- _Exercise goal_
Please copy out the records below again word for word, leaving the pictures out.

- _Data for this task_

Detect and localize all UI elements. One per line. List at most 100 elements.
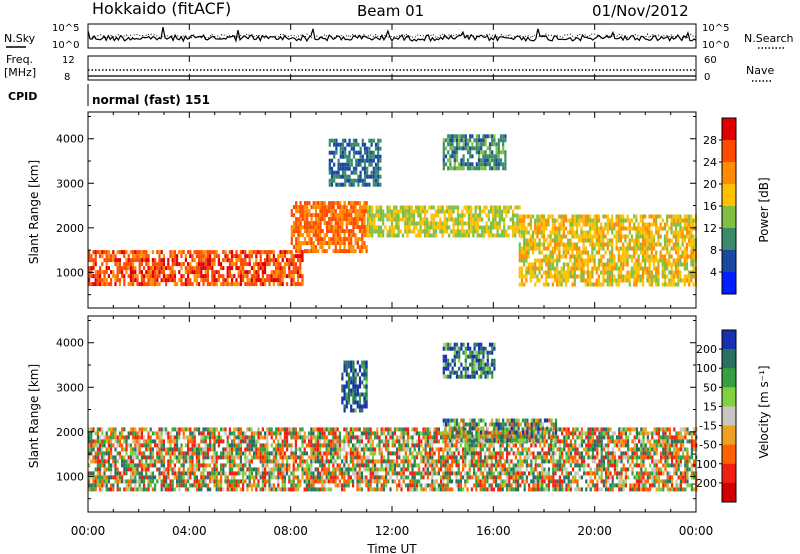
heatmap-cell — [171, 447, 174, 452]
heatmap-cell — [628, 278, 631, 283]
heatmap-cell — [231, 487, 234, 492]
heatmap-cell — [290, 447, 293, 452]
heatmap-cell — [379, 205, 383, 210]
heatmap-cell — [606, 214, 609, 219]
heatmap-cell — [578, 262, 581, 267]
heatmap-cell — [224, 447, 227, 452]
heatmap-cell — [417, 213, 420, 218]
heatmap-cell — [290, 471, 293, 476]
heatmap-cell — [397, 229, 400, 234]
heatmap-cell — [314, 245, 318, 250]
heatmap-cell — [668, 278, 671, 283]
heatmap-cell — [231, 431, 234, 436]
heatmap-cell — [692, 238, 695, 243]
heatmap-cell — [690, 226, 693, 231]
heatmap-cell — [655, 282, 658, 287]
heatmap-cell — [328, 170, 331, 175]
heatmap-cell — [379, 182, 382, 187]
heatmap-cell — [325, 451, 328, 456]
heatmap-cell — [467, 233, 471, 238]
heatmap-cell — [347, 475, 350, 480]
heatmap-cell — [363, 166, 367, 171]
heatmap-cell — [334, 237, 337, 242]
heatmap-cell — [558, 258, 561, 263]
heatmap-cell — [518, 205, 521, 210]
heatmap-cell — [371, 439, 374, 444]
heatmap-cell — [283, 254, 286, 259]
heatmap-cell — [595, 238, 598, 243]
heatmap-cell — [129, 250, 132, 255]
heatmap-cell — [184, 282, 187, 287]
heatmap-cell — [595, 270, 598, 275]
heatmap-cell — [171, 274, 174, 279]
heatmap-cell — [606, 242, 609, 247]
heatmap-cell — [248, 282, 251, 287]
heatmap-cell — [96, 282, 99, 287]
heatmap-cell — [195, 467, 198, 472]
heatmap-cell — [195, 282, 198, 287]
heatmap-cell — [644, 246, 647, 251]
heatmap-cell — [345, 451, 348, 456]
heatmap-cell — [553, 238, 557, 243]
heatmap-cell — [110, 254, 113, 259]
heatmap-cell — [310, 245, 313, 250]
heatmap-cell — [683, 246, 686, 251]
heatmap-cell — [209, 282, 212, 287]
heatmap-cell — [323, 467, 326, 472]
heatmap-cell — [209, 266, 212, 271]
heatmap-cell — [167, 463, 170, 468]
heatmap-cell — [540, 242, 543, 247]
heatmap-cell — [487, 229, 490, 234]
heatmap-cell — [154, 487, 157, 492]
heatmap-cell — [158, 439, 161, 444]
heatmap-cell — [444, 471, 447, 476]
heatmap-cell — [387, 451, 390, 456]
heatmap-cell — [110, 435, 113, 440]
heatmap-cell — [483, 229, 486, 234]
heatmap-cell — [531, 250, 535, 255]
heatmap-cell — [178, 427, 181, 432]
heatmap-cell — [558, 238, 561, 243]
heatmap-cell — [325, 467, 328, 472]
heatmap-cell — [661, 282, 664, 287]
heatmap-cell — [420, 471, 423, 476]
heatmap-cell — [371, 431, 374, 436]
heatmap-cell — [103, 278, 106, 283]
heatmap-cell — [467, 213, 471, 218]
heatmap-cell — [514, 205, 517, 210]
heatmap-cell — [105, 431, 108, 436]
heatmap-cell — [571, 246, 574, 251]
heatmap-cell — [419, 209, 422, 214]
heatmap-cell — [261, 447, 264, 452]
heatmap-cell — [195, 483, 198, 488]
heatmap-cell — [553, 278, 557, 283]
heatmap-cell — [359, 178, 362, 183]
heatmap-cell — [406, 233, 409, 238]
heatmap-cell — [299, 463, 302, 468]
heatmap-cell — [140, 471, 143, 476]
heatmap-cell — [628, 226, 631, 231]
heatmap-cell — [511, 225, 515, 230]
heatmap-cell — [663, 226, 667, 231]
heatmap-cell — [668, 242, 671, 247]
heatmap-cell — [411, 435, 414, 440]
heatmap-cell — [411, 483, 414, 488]
heatmap-cell — [369, 443, 372, 448]
heatmap-cell — [228, 270, 231, 275]
heatmap-cell — [290, 435, 293, 440]
heatmap-cell — [176, 427, 179, 432]
heatmap-cell — [376, 479, 379, 484]
heatmap-cell — [193, 439, 196, 444]
heatmap-cell — [454, 233, 457, 238]
heatmap-cell — [467, 217, 471, 222]
heatmap-cell — [564, 246, 568, 251]
heatmap-cell — [173, 282, 176, 287]
heatmap-cell — [279, 471, 282, 476]
heatmap-cell — [189, 254, 192, 259]
heatmap-cell — [151, 455, 154, 460]
heatmap-cell — [301, 471, 304, 476]
heatmap-cell — [193, 479, 196, 484]
heatmap-cell — [132, 447, 135, 452]
heatmap-cell — [467, 225, 471, 230]
heatmap-cell — [648, 282, 651, 287]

- _Solved problem_
Detect and localize all UI elements. One per line. List at most 100 elements.
heatmap-cell — [171, 447, 174, 452]
heatmap-cell — [628, 278, 631, 283]
heatmap-cell — [231, 487, 234, 492]
heatmap-cell — [290, 447, 293, 452]
heatmap-cell — [379, 205, 383, 210]
heatmap-cell — [606, 214, 609, 219]
heatmap-cell — [578, 262, 581, 267]
heatmap-cell — [224, 447, 227, 452]
heatmap-cell — [417, 213, 420, 218]
heatmap-cell — [290, 471, 293, 476]
heatmap-cell — [397, 229, 400, 234]
heatmap-cell — [314, 245, 318, 250]
heatmap-cell — [668, 278, 671, 283]
heatmap-cell — [231, 431, 234, 436]
heatmap-cell — [692, 238, 695, 243]
heatmap-cell — [690, 226, 693, 231]
heatmap-cell — [655, 282, 658, 287]
heatmap-cell — [328, 170, 331, 175]
heatmap-cell — [379, 182, 382, 187]
heatmap-cell — [325, 451, 328, 456]
heatmap-cell — [467, 233, 471, 238]
heatmap-cell — [347, 475, 350, 480]
heatmap-cell — [363, 166, 367, 171]
heatmap-cell — [334, 237, 337, 242]
heatmap-cell — [558, 258, 561, 263]
heatmap-cell — [518, 205, 521, 210]
heatmap-cell — [371, 439, 374, 444]
heatmap-cell — [283, 254, 286, 259]
heatmap-cell — [595, 238, 598, 243]
heatmap-cell — [129, 250, 132, 255]
heatmap-cell — [184, 282, 187, 287]
heatmap-cell — [595, 270, 598, 275]
heatmap-cell — [171, 274, 174, 279]
heatmap-cell — [606, 242, 609, 247]
heatmap-cell — [248, 282, 251, 287]
heatmap-cell — [96, 282, 99, 287]
heatmap-cell — [195, 467, 198, 472]
heatmap-cell — [195, 282, 198, 287]
heatmap-cell — [644, 246, 647, 251]
heatmap-cell — [345, 451, 348, 456]
heatmap-cell — [553, 238, 557, 243]
heatmap-cell — [110, 254, 113, 259]
heatmap-cell — [310, 245, 313, 250]
heatmap-cell — [683, 246, 686, 251]
heatmap-cell — [209, 282, 212, 287]
heatmap-cell — [323, 467, 326, 472]
heatmap-cell — [209, 266, 212, 271]
heatmap-cell — [167, 463, 170, 468]
heatmap-cell — [540, 242, 543, 247]
heatmap-cell — [487, 229, 490, 234]
heatmap-cell — [154, 487, 157, 492]
heatmap-cell — [158, 439, 161, 444]
heatmap-cell — [444, 471, 447, 476]
heatmap-cell — [387, 451, 390, 456]
heatmap-cell — [110, 435, 113, 440]
heatmap-cell — [483, 229, 486, 234]
heatmap-cell — [531, 250, 535, 255]
heatmap-cell — [178, 427, 181, 432]
heatmap-cell — [558, 238, 561, 243]
heatmap-cell — [325, 467, 328, 472]
heatmap-cell — [661, 282, 664, 287]
heatmap-cell — [420, 471, 423, 476]
heatmap-cell — [371, 431, 374, 436]
heatmap-cell — [103, 278, 106, 283]
heatmap-cell — [467, 213, 471, 218]
heatmap-cell — [514, 205, 517, 210]
heatmap-cell — [105, 431, 108, 436]
heatmap-cell — [571, 246, 574, 251]
heatmap-cell — [419, 209, 422, 214]
heatmap-cell — [261, 447, 264, 452]
heatmap-cell — [195, 483, 198, 488]
heatmap-cell — [553, 278, 557, 283]
heatmap-cell — [359, 178, 362, 183]
heatmap-cell — [406, 233, 409, 238]
heatmap-cell — [299, 463, 302, 468]
heatmap-cell — [140, 471, 143, 476]
heatmap-cell — [628, 226, 631, 231]
heatmap-cell — [511, 225, 515, 230]
heatmap-cell — [663, 226, 667, 231]
heatmap-cell — [668, 242, 671, 247]
heatmap-cell — [411, 435, 414, 440]
heatmap-cell — [411, 483, 414, 488]
heatmap-cell — [369, 443, 372, 448]
heatmap-cell — [228, 270, 231, 275]
heatmap-cell — [290, 435, 293, 440]
heatmap-cell — [176, 427, 179, 432]
heatmap-cell — [376, 479, 379, 484]
heatmap-cell — [193, 439, 196, 444]
heatmap-cell — [454, 233, 457, 238]
heatmap-cell — [467, 217, 471, 222]
heatmap-cell — [564, 246, 568, 251]
heatmap-cell — [173, 282, 176, 287]
heatmap-cell — [279, 471, 282, 476]
heatmap-cell — [189, 254, 192, 259]
heatmap-cell — [151, 455, 154, 460]
heatmap-cell — [301, 471, 304, 476]
heatmap-cell — [193, 479, 196, 484]
heatmap-cell — [132, 447, 135, 452]
heatmap-cell — [467, 225, 471, 230]
heatmap-cell — [648, 282, 651, 287]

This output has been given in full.